* SUPPLIED DATA
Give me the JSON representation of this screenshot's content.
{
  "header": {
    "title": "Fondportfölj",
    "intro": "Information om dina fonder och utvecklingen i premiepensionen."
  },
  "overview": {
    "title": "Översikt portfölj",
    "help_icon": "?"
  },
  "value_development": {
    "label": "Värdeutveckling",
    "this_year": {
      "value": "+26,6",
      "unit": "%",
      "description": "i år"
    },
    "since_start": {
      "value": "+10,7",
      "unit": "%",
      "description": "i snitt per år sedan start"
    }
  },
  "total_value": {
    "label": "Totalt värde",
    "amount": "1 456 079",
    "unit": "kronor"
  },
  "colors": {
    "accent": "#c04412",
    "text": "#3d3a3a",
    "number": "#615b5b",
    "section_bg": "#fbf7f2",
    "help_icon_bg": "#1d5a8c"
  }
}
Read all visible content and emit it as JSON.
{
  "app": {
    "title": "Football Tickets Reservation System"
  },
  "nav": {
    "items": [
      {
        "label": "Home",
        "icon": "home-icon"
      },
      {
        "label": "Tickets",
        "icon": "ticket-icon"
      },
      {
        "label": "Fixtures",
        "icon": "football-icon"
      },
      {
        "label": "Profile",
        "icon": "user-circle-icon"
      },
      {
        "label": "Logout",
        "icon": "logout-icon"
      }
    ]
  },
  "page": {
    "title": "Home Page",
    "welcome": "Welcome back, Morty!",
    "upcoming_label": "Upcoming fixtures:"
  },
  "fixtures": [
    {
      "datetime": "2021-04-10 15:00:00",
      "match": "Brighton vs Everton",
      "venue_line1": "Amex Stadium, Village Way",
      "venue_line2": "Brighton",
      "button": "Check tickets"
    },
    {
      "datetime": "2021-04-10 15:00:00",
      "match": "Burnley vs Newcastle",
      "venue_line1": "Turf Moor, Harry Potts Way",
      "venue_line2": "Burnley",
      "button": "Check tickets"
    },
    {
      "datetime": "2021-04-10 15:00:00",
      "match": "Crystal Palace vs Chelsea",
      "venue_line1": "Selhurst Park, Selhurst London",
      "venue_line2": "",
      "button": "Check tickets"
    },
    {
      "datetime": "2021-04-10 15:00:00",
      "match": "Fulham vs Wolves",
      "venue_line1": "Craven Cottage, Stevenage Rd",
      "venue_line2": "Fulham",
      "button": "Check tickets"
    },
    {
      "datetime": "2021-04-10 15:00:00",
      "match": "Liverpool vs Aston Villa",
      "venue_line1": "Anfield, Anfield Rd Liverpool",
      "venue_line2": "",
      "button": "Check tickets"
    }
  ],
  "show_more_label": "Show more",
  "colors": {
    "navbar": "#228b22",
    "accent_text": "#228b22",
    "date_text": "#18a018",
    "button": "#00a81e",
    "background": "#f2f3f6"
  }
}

* SHORT TASK
Reproduce each entry word for word.

* EXERCISE ANSWER
Give me the JSON representation of this screenshot's content.
{
  "header": {
    "title": "Fondportfölj",
    "intro": "Information om dina fonder och utvecklingen i premiepensionen."
  },
  "overview": {
    "title": "Översikt portfölj",
    "help_icon": "?"
  },
  "value_development": {
    "label": "Värdeutveckling",
    "this_year": {
      "value": "+26,6",
      "unit": "%",
      "description": "i år"
    },
    "since_start": {
      "value": "+10,7",
      "unit": "%",
      "description": "i snitt per år sedan start"
    }
  },
  "total_value": {
    "label": "Totalt värde",
    "amount": "1 456 079",
    "unit": "kronor"
  },
  "colors": {
    "accent": "#c04412",
    "text": "#3d3a3a",
    "number": "#615b5b",
    "section_bg": "#fbf7f2",
    "help_icon_bg": "#1d5a8c"
  }
}
Read all visible content and emit it as JSON.
{
  "app": {
    "title": "Football Tickets Reservation System"
  },
  "nav": {
    "items": [
      {
        "label": "Home",
        "icon": "home-icon"
      },
      {
        "label": "Tickets",
        "icon": "ticket-icon"
      },
      {
        "label": "Fixtures",
        "icon": "football-icon"
      },
      {
        "label": "Profile",
        "icon": "user-circle-icon"
      },
      {
        "label": "Logout",
        "icon": "logout-icon"
      }
    ]
  },
  "page": {
    "title": "Home Page",
    "welcome": "Welcome back, Morty!",
    "upcoming_label": "Upcoming fixtures:"
  },
  "fixtures": [
    {
      "datetime": "2021-04-10 15:00:00",
      "match": "Brighton vs Everton",
      "venue_line1": "Amex Stadium, Village Way",
      "venue_line2": "Brighton",
      "button": "Check tickets"
    },
    {
      "datetime": "2021-04-10 15:00:00",
      "match": "Burnley vs Newcastle",
      "venue_line1": "Turf Moor, Harry Potts Way",
      "venue_line2": "Burnley",
      "button": "Check tickets"
    },
    {
      "datetime": "2021-04-10 15:00:00",
      "match": "Crystal Palace vs Chelsea",
      "venue_line1": "Selhurst Park, Selhurst London",
      "venue_line2": "",
      "button": "Check tickets"
    },
    {
      "datetime": "2021-04-10 15:00:00",
      "match": "Fulham vs Wolves",
      "venue_line1": "Craven Cottage, Stevenage Rd",
      "venue_line2": "Fulham",
      "button": "Check tickets"
    },
    {
      "datetime": "2021-04-10 15:00:00",
      "match": "Liverpool vs Aston Villa",
      "venue_line1": "Anfield, Anfield Rd Liverpool",
      "venue_line2": "",
      "button": "Check tickets"
    }
  ],
  "show_more_label": "Show more",
  "colors": {
    "navbar": "#228b22",
    "accent_text": "#228b22",
    "date_text": "#18a018",
    "button": "#00a81e",
    "background": "#f2f3f6"
  }
}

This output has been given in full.